Task requirements: The listing below should be printed exactly, every line of it. Skip the pictures.

The input:
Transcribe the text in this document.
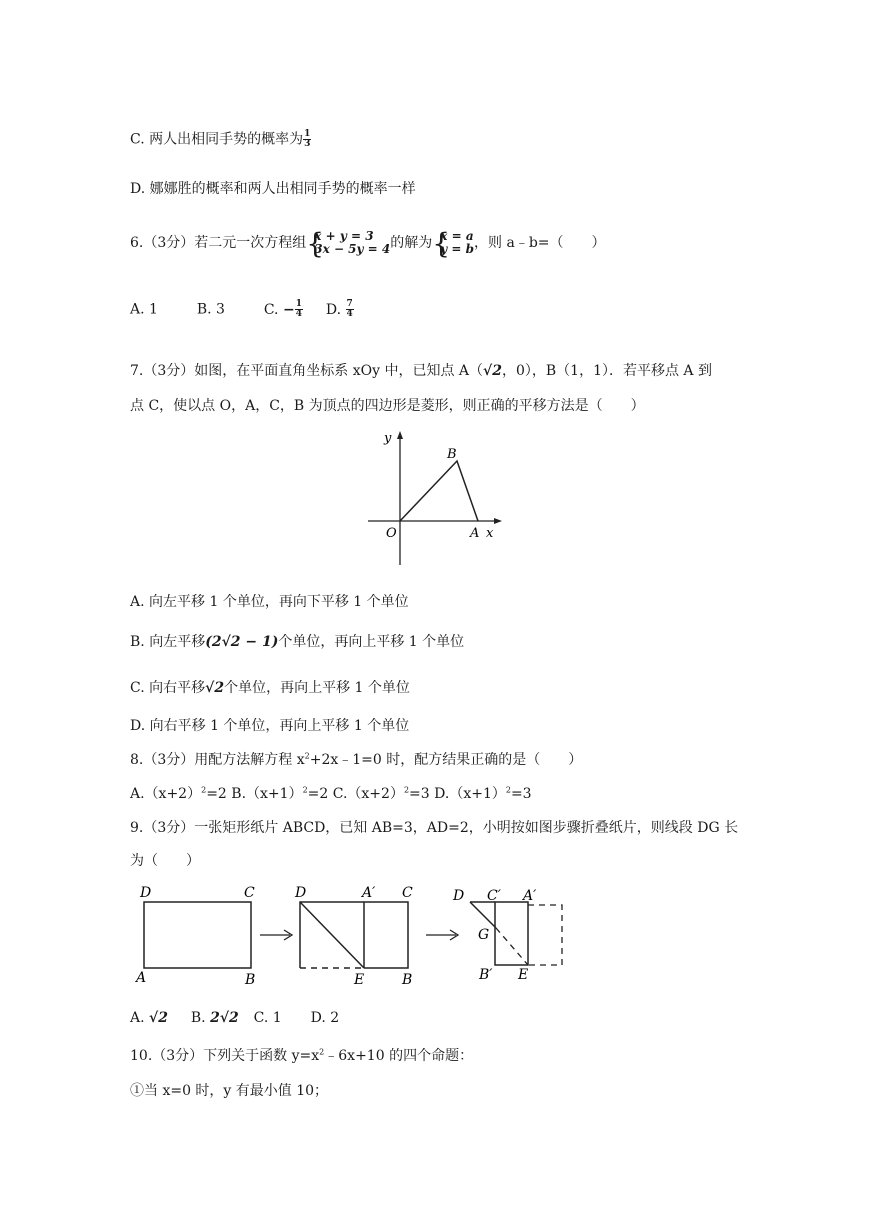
C. 两人出相同手势的概率为 $\frac{1}{3}$
D. 娜娜胜的概率和两人出相同手势的概率一样
6.（3分）若二元一次方程组 {
x + y = 3
3x − 5y = 4 的解为 {
x = a
y = b ，则 a﹣b=（　　）
A. 1	B. 3	C. − $\frac{1}{4} D$. $\frac{7}{4}$
7.（3分）如图，在平面直角坐标系 xOy 中，已知点 A（√2，0），B（1，1）．若平移点 A 到
点 C，使以点 O，A，C，B 为顶点的四边形是菱形，则正确的平移方法是（　　）
y
x
O	A
B
A. 向左平移 1 个单位，再向下平移 1 个单位
B. 向左平移(2√2 − 1)个单位，再向上平移 1 个单位
C. 向右平移√2个单位，再向上平移 1 个单位
D. 向右平移 1 个单位，再向上平移 1 个单位
8.（3分）用配方法解方程 $x^2+2x﹣1=0$ 时，配方结果正确的是（　　）
$A.(x+2)^2=2$ $B.(x+1)^2=2$ $C.(x+2)^2=3$ $D.(x+1)^2=3$
9.（3分）一张矩形纸片 ABCD，已知 AB=3，AD=2，小明按如图步骤折叠纸片，则线段 DG 长
为（　　）
D	C
A	B
D	A′ C
E	B
D C′ A′
G
B′ E
A. √2 B. 2√2 C. 1 D. 2
10.（3分）下列关于函数 $y=x^2﹣6x+10$ 的四个命题：
①当 x=0 时，y 有最小值 10；
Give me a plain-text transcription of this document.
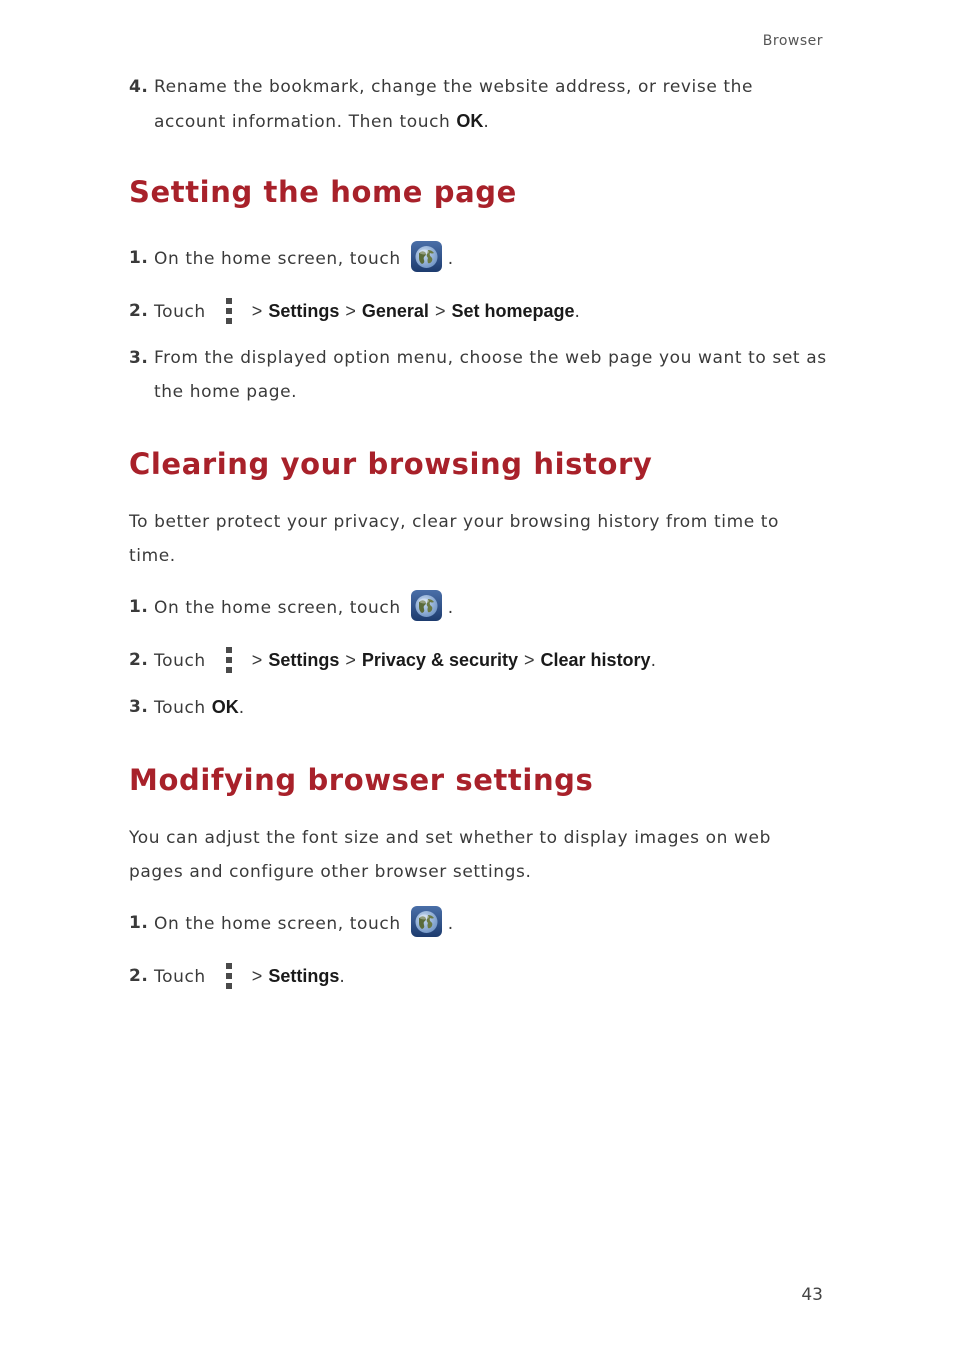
Browser

4. Rename the bookmark, change the website address, or revise the account information. Then touch OK.

Setting the home page

1. On the home screen, touch	.

2. Touch	> Settings > General > Set homepage.

3. From the displayed option menu, choose the web page you want to set as the home page.

Clearing your browsing history

To better protect your privacy, clear your browsing history from time to time.

1. On the home screen, touch	.

2. Touch	> Settings > Privacy & security > Clear history.

3. Touch OK.

Modifying browser settings

You can adjust the font size and set whether to display images on web pages and configure other browser settings.

1. On the home screen, touch	.

2. Touch	> Settings.

43
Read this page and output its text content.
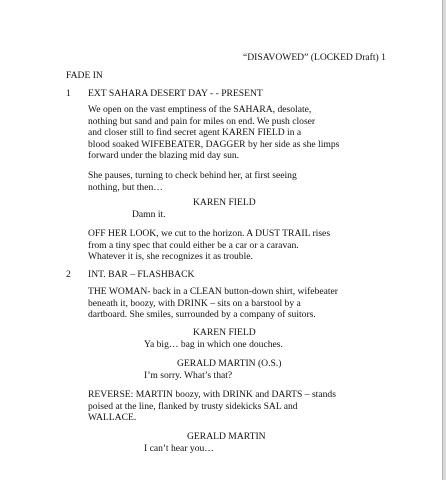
“DISAVOWED” (LOCKED Draft) 1

FADE IN

1 EXT SAHARA DESERT DAY - - PRESENT

We open on the vast emptiness of the SAHARA, desolate,

nothing but sand and pain for miles on end. We push closer

and closer still to find secret agent KAREN FIELD in a

blood soaked WIFEBEATER, DAGGER by her side as she limps

forward under the blazing mid day sun.

She pauses, turning to check behind her, at first seeing

nothing, but then…

KAREN FIELD

Damn it.

OFF HER LOOK, we cut to the horizon. A DUST TRAIL rises

from a tiny spec that could either be a car or a caravan.

Whatever it is, she recognizes it as trouble.

2 INT. BAR – FLASHBACK

THE WOMAN- back in a CLEAN button-down shirt, wifebeater

beneath it, boozy, with DRINK – sits on a barstool by a

dartboard. She smiles, surrounded by a company of suitors.

KAREN FIELD

Ya big… bag in which one douches.

GERALD MARTIN (O.S.)

I’m sorry. What’s that?

REVERSE: MARTIN boozy, with DRINK and DARTS – stands

poised at the line, flanked by trusty sidekicks SAL and

WALLACE.

GERALD MARTIN

I can’t hear you…
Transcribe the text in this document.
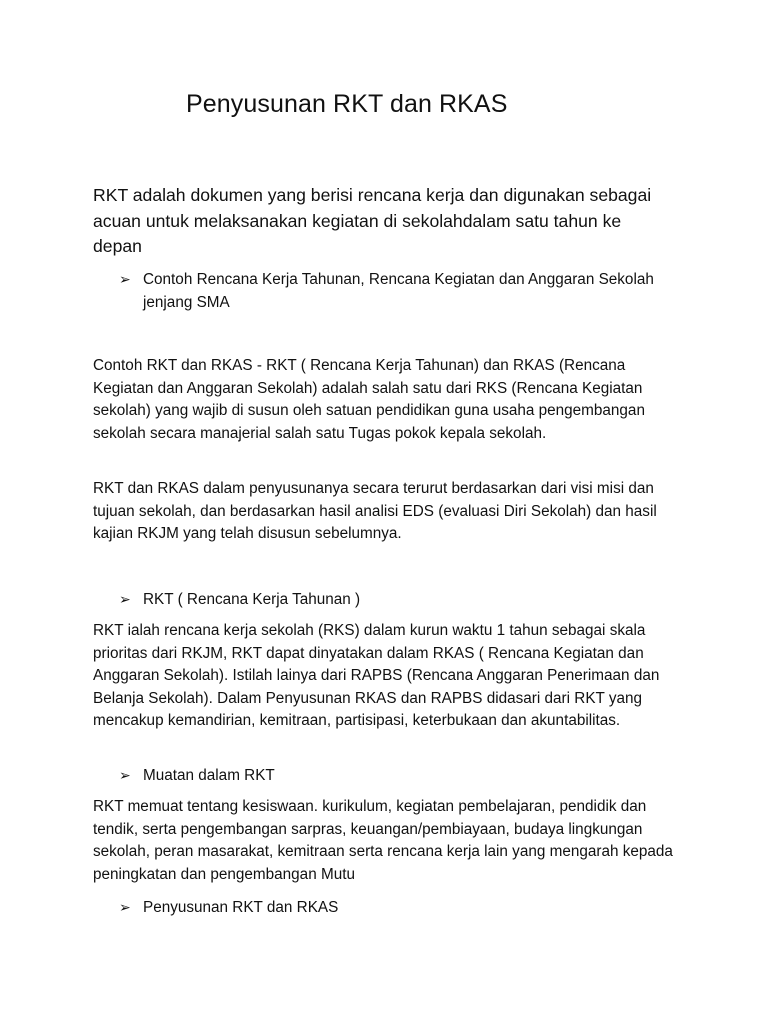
Penyusunan RKT dan RKAS

RKT adalah dokumen yang berisi rencana kerja dan digunakan sebagai acuan untuk melaksanakan kegiatan di sekolahdalam satu tahun ke depan

➢ Contoh Rencana Kerja Tahunan, Rencana Kegiatan dan Anggaran Sekolah jenjang SMA

Contoh RKT dan RKAS - RKT ( Rencana Kerja Tahunan) dan RKAS (Rencana Kegiatan dan Anggaran Sekolah) adalah salah satu dari RKS (Rencana Kegiatan sekolah) yang wajib di susun oleh satuan pendidikan guna usaha pengembangan sekolah secara manajerial salah satu Tugas pokok kepala sekolah.

RKT dan RKAS dalam penyusunanya secara terurut berdasarkan dari visi misi dan tujuan sekolah, dan berdasarkan hasil analisi EDS (evaluasi Diri Sekolah) dan hasil kajian RKJM yang telah disusun sebelumnya.

➢ RKT ( Rencana Kerja Tahunan )

RKT ialah rencana kerja sekolah (RKS) dalam kurun waktu 1 tahun sebagai skala prioritas dari RKJM, RKT dapat dinyatakan dalam RKAS ( Rencana Kegiatan dan Anggaran Sekolah). Istilah lainya dari RAPBS (Rencana Anggaran Penerimaan dan Belanja Sekolah). Dalam Penyusunan RKAS dan RAPBS didasari dari RKT yang mencakup kemandirian, kemitraan, partisipasi, keterbukaan dan akuntabilitas.

➢ Muatan dalam RKT

RKT memuat tentang kesiswaan. kurikulum, kegiatan pembelajaran, pendidik dan tendik, serta pengembangan sarpras, keuangan/pembiayaan, budaya lingkungan sekolah, peran masarakat, kemitraan serta rencana kerja lain yang mengarah kepada peningkatan dan pengembangan Mutu

➢ Penyusunan RKT dan RKAS
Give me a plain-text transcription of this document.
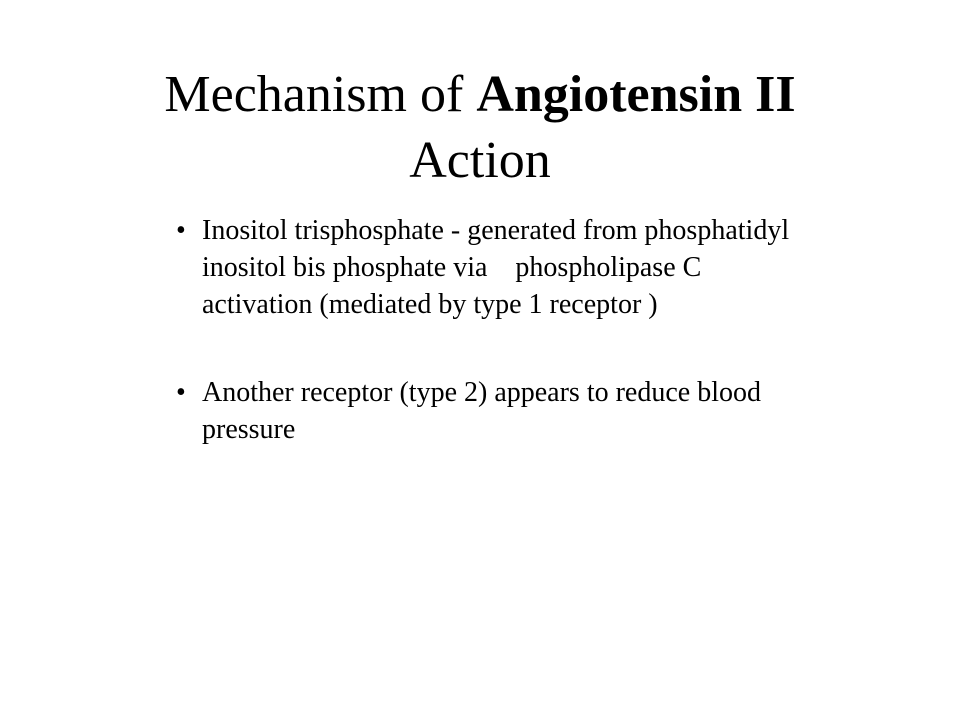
Mechanism of Angiotensin II
Action
• Inositol trisphosphate - generated from phosphatidyl
inositol bis phosphate via    phospholipase C
activation (mediated by type 1 receptor )
• Another receptor (type 2) appears to reduce blood
pressure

Correct response:
Transcribe the text in this document.
C. 两人出相同手势的概率为 $\frac{1}{3}$
D. 娜娜胜的概率和两人出相同手势的概率一样
6.（3分）若二元一次方程组 {
x + y = 3
3x − 5y = 4 的解为 {
x = a
y = b ，则 a﹣b=（　　）
A. 1	B. 3	C. − $\frac{1}{4} D$. $\frac{7}{4}$
7.（3分）如图，在平面直角坐标系 xOy 中，已知点 A（√2，0），B（1，1）．若平移点 A 到
点 C，使以点 O，A，C，B 为顶点的四边形是菱形，则正确的平移方法是（　　）
y
x
O	A
B
A. 向左平移 1 个单位，再向下平移 1 个单位
B. 向左平移(2√2 − 1)个单位，再向上平移 1 个单位
C. 向右平移√2个单位，再向上平移 1 个单位
D. 向右平移 1 个单位，再向上平移 1 个单位
8.（3分）用配方法解方程 $x^2+2x﹣1=0$ 时，配方结果正确的是（　　）
$A.(x+2)^2=2$ $B.(x+1)^2=2$ $C.(x+2)^2=3$ $D.(x+1)^2=3$
9.（3分）一张矩形纸片 ABCD，已知 AB=3，AD=2，小明按如图步骤折叠纸片，则线段 DG 长
为（　　）
D	C
A	B
D	A′ C
E	B
D C′ A′
G
B′ E
A. √2 B. 2√2 C. 1 D. 2
10.（3分）下列关于函数 $y=x^2﹣6x+10$ 的四个命题：
①当 x=0 时，y 有最小值 10；
Give me a plain-text transcription of this document.
Browser

4. Rename the bookmark, change the website address, or revise the account information. Then touch OK.

Setting the home page

1. On the home screen, touch	.

2. Touch	> Settings > General > Set homepage.

3. From the displayed option menu, choose the web page you want to set as the home page.

Clearing your browsing history

To better protect your privacy, clear your browsing history from time to time.

1. On the home screen, touch	.

2. Touch	> Settings > Privacy & security > Clear history.

3. Touch OK.

Modifying browser settings

You can adjust the font size and set whether to display images on web pages and configure other browser settings.

1. On the home screen, touch	.

2. Touch	> Settings.

43
Read this page and output its text content.
“DISAVOWED” (LOCKED Draft) 1

FADE IN

1 EXT SAHARA DESERT DAY - - PRESENT

We open on the vast emptiness of the SAHARA, desolate,

nothing but sand and pain for miles on end. We push closer

and closer still to find secret agent KAREN FIELD in a

blood soaked WIFEBEATER, DAGGER by her side as she limps

forward under the blazing mid day sun.

She pauses, turning to check behind her, at first seeing

nothing, but then…

KAREN FIELD

Damn it.

OFF HER LOOK, we cut to the horizon. A DUST TRAIL rises

from a tiny spec that could either be a car or a caravan.

Whatever it is, she recognizes it as trouble.

2 INT. BAR – FLASHBACK

THE WOMAN- back in a CLEAN button-down shirt, wifebeater

beneath it, boozy, with DRINK – sits on a barstool by a

dartboard. She smiles, surrounded by a company of suitors.

KAREN FIELD

Ya big… bag in which one douches.

GERALD MARTIN (O.S.)

I’m sorry. What’s that?

REVERSE: MARTIN boozy, with DRINK and DARTS – stands

poised at the line, flanked by trusty sidekicks SAL and

WALLACE.

GERALD MARTIN

I can’t hear you…
Transcribe the text in this document.
Penyusunan RKT dan RKAS

RKT adalah dokumen yang berisi rencana kerja dan digunakan sebagai acuan untuk melaksanakan kegiatan di sekolahdalam satu tahun ke depan

➢ Contoh Rencana Kerja Tahunan, Rencana Kegiatan dan Anggaran Sekolah jenjang SMA

Contoh RKT dan RKAS - RKT ( Rencana Kerja Tahunan) dan RKAS (Rencana Kegiatan dan Anggaran Sekolah) adalah salah satu dari RKS (Rencana Kegiatan sekolah) yang wajib di susun oleh satuan pendidikan guna usaha pengembangan sekolah secara manajerial salah satu Tugas pokok kepala sekolah.

RKT dan RKAS dalam penyusunanya secara terurut berdasarkan dari visi misi dan tujuan sekolah, dan berdasarkan hasil analisi EDS (evaluasi Diri Sekolah) dan hasil kajian RKJM yang telah disusun sebelumnya.

➢ RKT ( Rencana Kerja Tahunan )

RKT ialah rencana kerja sekolah (RKS) dalam kurun waktu 1 tahun sebagai skala prioritas dari RKJM, RKT dapat dinyatakan dalam RKAS ( Rencana Kegiatan dan Anggaran Sekolah). Istilah lainya dari RAPBS (Rencana Anggaran Penerimaan dan Belanja Sekolah). Dalam Penyusunan RKAS dan RAPBS didasari dari RKT yang mencakup kemandirian, kemitraan, partisipasi, keterbukaan dan akuntabilitas.

➢ Muatan dalam RKT

RKT memuat tentang kesiswaan. kurikulum, kegiatan pembelajaran, pendidik dan tendik, serta pengembangan sarpras, keuangan/pembiayaan, budaya lingkungan sekolah, peran masarakat, kemitraan serta rencana kerja lain yang mengarah kepada peningkatan dan pengembangan Mutu

➢ Penyusunan RKT dan RKAS
Give me a plain-text transcription of this document.
Mechanism of Angiotensin II
Action
• Inositol trisphosphate - generated from phosphatidyl
inositol bis phosphate via    phospholipase C
activation (mediated by type 1 receptor )
• Another receptor (type 2) appears to reduce blood
pressure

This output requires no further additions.